Gather every line in the records below that contains the word "years".

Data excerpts
════════════════

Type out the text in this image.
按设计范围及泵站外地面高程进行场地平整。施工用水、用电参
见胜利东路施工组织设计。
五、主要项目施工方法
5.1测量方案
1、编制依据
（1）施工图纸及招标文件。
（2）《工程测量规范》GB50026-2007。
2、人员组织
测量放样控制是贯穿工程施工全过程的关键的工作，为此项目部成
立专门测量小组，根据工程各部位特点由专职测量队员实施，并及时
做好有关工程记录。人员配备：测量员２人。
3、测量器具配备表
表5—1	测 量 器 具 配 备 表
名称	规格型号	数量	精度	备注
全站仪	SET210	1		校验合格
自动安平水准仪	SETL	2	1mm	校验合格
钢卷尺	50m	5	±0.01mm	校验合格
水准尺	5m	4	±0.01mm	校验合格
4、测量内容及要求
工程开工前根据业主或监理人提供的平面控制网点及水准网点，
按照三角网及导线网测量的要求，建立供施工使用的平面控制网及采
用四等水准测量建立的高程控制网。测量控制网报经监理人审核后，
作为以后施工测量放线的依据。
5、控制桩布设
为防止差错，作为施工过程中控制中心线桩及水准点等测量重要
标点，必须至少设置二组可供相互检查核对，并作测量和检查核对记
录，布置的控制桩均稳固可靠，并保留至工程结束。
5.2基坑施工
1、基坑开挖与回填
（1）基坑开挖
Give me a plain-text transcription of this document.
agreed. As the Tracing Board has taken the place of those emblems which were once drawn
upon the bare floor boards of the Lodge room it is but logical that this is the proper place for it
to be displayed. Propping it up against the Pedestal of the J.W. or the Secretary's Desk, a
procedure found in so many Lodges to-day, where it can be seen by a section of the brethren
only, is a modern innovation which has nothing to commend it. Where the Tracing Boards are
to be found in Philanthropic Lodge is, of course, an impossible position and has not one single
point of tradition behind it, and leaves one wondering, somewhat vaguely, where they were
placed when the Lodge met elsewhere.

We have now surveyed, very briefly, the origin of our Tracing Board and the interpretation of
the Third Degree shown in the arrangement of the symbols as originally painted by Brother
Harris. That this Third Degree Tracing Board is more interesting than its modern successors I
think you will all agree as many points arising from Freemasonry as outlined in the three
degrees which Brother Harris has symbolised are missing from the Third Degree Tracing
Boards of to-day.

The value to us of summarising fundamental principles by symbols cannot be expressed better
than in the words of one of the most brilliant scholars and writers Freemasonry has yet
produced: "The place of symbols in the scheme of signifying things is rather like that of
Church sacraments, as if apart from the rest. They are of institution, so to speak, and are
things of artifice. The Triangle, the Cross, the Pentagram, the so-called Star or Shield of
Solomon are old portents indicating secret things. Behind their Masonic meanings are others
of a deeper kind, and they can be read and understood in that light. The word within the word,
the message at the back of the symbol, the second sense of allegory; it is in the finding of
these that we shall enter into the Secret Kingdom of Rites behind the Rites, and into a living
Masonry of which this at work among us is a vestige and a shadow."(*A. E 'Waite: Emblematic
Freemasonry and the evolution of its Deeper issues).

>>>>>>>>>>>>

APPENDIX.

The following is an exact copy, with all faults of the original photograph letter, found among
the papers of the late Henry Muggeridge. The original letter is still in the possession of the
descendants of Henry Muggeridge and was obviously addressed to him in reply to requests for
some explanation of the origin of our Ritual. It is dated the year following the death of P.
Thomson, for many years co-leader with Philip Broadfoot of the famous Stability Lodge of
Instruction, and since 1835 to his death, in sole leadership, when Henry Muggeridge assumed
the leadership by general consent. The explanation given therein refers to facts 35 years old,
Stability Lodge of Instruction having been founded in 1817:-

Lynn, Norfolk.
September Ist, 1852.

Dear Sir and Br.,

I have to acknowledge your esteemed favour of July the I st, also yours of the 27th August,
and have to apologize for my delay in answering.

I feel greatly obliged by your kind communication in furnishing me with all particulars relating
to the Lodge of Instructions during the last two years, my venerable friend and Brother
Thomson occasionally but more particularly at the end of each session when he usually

════════════════

COMPLETED TASK:
Thomson, for many years co-leader with Philip Broadfoot of the famous Stability Lodge of
the leadership by general consent. The explanation given therein refers to facts 35 years old,
to the Lodge of Instructions during the last two years, my venerable friend and Brother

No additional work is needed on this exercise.